-- WHAT YOU SHOULD DO --
Search the material for the word "type" and report each line where it turns up.

-- GIVEN INFORMATION --
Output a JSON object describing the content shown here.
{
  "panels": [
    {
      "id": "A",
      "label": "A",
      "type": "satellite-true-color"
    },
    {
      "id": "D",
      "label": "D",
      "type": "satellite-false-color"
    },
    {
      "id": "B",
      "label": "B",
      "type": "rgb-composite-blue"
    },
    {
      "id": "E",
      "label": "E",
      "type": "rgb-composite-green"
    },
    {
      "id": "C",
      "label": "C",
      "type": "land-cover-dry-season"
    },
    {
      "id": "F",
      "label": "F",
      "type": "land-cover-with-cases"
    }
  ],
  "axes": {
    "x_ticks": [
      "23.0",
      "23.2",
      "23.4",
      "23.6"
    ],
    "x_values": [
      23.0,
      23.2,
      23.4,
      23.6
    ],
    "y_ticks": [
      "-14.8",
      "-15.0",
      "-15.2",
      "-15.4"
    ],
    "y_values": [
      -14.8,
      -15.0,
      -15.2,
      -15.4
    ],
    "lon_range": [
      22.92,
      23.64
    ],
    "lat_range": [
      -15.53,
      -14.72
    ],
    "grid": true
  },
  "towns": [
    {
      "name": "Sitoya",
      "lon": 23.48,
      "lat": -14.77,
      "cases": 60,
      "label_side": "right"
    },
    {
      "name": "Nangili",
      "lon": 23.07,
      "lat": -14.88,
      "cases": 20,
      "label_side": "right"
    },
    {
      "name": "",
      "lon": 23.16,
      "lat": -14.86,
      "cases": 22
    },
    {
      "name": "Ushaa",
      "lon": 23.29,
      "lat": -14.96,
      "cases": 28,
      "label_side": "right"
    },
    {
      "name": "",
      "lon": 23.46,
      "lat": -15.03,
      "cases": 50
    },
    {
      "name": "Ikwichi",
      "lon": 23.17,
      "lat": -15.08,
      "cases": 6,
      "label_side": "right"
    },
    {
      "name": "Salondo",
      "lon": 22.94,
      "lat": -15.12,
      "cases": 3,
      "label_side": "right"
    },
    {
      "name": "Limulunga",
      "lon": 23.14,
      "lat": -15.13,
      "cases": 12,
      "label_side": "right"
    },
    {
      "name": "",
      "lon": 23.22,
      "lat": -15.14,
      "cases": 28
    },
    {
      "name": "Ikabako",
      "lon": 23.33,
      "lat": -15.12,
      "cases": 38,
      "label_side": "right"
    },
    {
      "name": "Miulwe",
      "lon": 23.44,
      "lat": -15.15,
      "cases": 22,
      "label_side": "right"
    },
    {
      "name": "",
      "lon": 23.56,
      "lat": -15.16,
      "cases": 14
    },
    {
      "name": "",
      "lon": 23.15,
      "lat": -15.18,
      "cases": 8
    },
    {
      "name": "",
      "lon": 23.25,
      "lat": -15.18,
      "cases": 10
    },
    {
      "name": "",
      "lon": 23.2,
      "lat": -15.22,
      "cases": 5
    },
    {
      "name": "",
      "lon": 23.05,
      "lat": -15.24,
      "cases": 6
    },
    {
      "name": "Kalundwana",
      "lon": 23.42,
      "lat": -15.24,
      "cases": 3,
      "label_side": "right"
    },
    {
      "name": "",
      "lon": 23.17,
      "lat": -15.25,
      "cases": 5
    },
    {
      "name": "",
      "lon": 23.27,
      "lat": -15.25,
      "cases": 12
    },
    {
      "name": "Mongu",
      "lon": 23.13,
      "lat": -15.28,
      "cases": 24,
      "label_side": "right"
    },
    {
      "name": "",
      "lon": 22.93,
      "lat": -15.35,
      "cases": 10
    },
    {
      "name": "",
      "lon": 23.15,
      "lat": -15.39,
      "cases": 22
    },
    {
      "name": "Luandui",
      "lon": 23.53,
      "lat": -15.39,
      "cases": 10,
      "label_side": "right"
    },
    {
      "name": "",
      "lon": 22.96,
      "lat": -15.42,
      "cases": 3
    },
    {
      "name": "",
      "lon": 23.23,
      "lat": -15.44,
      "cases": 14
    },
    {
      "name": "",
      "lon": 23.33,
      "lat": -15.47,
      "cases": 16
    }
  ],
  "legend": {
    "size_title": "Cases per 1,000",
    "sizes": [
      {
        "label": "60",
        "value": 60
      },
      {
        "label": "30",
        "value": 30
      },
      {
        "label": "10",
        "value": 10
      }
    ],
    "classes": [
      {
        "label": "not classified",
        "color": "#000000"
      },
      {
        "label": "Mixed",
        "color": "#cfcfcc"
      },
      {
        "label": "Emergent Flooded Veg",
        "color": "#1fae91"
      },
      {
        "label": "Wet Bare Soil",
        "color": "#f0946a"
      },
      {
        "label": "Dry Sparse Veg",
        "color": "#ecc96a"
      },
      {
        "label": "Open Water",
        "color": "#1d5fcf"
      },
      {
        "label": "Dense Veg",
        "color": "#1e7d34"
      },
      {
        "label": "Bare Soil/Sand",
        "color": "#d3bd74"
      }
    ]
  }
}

--

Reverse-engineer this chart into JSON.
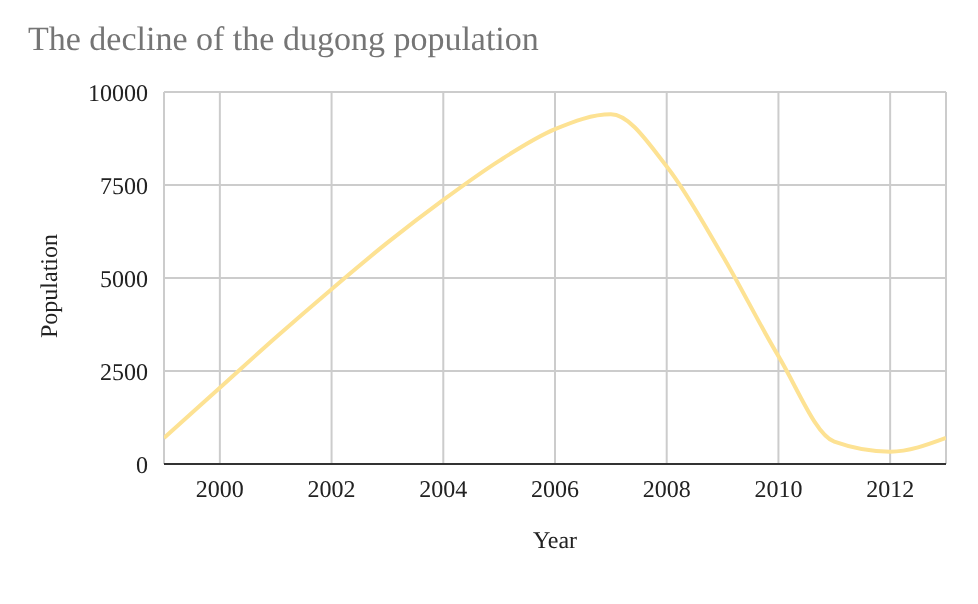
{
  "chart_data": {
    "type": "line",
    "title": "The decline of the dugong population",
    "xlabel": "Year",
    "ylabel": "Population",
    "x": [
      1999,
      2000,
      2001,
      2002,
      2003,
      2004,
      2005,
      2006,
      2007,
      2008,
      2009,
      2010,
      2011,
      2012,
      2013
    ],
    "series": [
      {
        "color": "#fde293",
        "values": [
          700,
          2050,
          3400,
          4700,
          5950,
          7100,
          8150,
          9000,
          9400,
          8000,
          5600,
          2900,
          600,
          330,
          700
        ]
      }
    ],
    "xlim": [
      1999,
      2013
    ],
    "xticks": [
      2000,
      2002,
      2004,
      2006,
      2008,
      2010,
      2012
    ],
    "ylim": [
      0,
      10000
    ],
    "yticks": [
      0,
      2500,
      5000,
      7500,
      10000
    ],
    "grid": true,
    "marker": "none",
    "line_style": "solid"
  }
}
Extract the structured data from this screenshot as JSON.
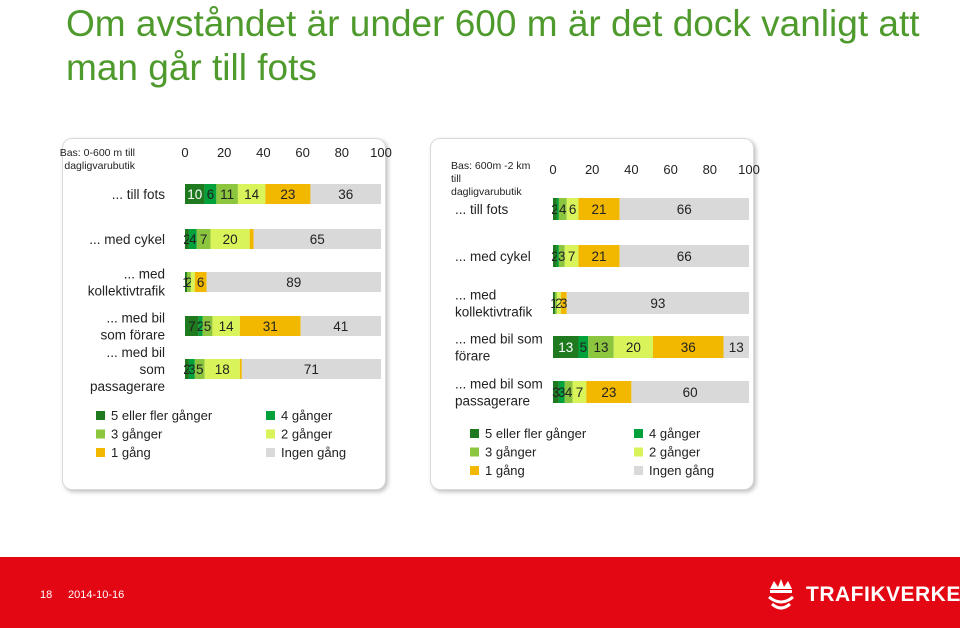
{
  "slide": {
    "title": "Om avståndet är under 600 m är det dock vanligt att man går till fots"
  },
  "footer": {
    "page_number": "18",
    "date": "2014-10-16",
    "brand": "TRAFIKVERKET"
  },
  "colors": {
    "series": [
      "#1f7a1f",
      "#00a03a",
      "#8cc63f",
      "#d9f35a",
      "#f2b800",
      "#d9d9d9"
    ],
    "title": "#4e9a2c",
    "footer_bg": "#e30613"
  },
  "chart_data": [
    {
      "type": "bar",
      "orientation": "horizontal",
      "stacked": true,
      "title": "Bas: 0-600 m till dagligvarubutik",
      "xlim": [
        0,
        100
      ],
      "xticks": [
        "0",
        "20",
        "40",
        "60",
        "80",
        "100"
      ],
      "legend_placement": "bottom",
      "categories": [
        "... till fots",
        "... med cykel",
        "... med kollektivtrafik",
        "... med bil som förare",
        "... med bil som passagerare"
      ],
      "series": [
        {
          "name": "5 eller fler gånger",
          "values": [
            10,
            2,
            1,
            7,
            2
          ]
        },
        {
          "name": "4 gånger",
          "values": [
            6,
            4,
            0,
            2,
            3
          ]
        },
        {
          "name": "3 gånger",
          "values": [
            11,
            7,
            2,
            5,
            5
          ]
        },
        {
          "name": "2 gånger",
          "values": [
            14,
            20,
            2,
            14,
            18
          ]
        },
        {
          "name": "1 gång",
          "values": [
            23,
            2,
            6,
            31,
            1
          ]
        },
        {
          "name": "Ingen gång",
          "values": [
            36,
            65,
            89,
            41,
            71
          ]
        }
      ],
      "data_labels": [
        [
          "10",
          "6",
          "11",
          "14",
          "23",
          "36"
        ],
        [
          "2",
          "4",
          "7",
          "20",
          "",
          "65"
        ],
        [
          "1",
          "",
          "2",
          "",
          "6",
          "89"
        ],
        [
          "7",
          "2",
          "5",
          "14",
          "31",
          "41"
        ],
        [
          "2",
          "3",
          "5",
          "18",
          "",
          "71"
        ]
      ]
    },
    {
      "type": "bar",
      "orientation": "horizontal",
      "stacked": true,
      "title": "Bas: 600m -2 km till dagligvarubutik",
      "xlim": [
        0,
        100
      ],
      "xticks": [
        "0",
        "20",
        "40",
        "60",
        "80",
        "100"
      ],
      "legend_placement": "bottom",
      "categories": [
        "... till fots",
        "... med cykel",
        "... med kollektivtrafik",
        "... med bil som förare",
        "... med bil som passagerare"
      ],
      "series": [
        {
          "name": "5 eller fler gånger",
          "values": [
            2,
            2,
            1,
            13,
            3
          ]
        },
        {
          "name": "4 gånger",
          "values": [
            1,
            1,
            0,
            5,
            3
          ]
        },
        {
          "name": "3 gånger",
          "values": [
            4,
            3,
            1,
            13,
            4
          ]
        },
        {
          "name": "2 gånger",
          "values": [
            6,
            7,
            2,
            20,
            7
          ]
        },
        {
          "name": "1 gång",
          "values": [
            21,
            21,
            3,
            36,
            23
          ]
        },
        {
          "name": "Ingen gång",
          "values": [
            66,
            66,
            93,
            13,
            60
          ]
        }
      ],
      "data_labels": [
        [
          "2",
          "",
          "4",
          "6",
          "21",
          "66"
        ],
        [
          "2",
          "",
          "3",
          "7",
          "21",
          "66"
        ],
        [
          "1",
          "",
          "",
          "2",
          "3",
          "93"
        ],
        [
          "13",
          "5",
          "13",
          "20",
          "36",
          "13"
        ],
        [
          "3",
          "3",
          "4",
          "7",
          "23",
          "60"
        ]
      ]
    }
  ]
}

-- FULL OUTPUT --
      "type": "satellite-true-color"
      "type": "satellite-false-color"
      "type": "rgb-composite-blue"
      "type": "rgb-composite-green"
      "type": "land-cover-dry-season"
      "type": "land-cover-with-cases"
    "type": "line",
      "type": "bar",
      "type": "bar",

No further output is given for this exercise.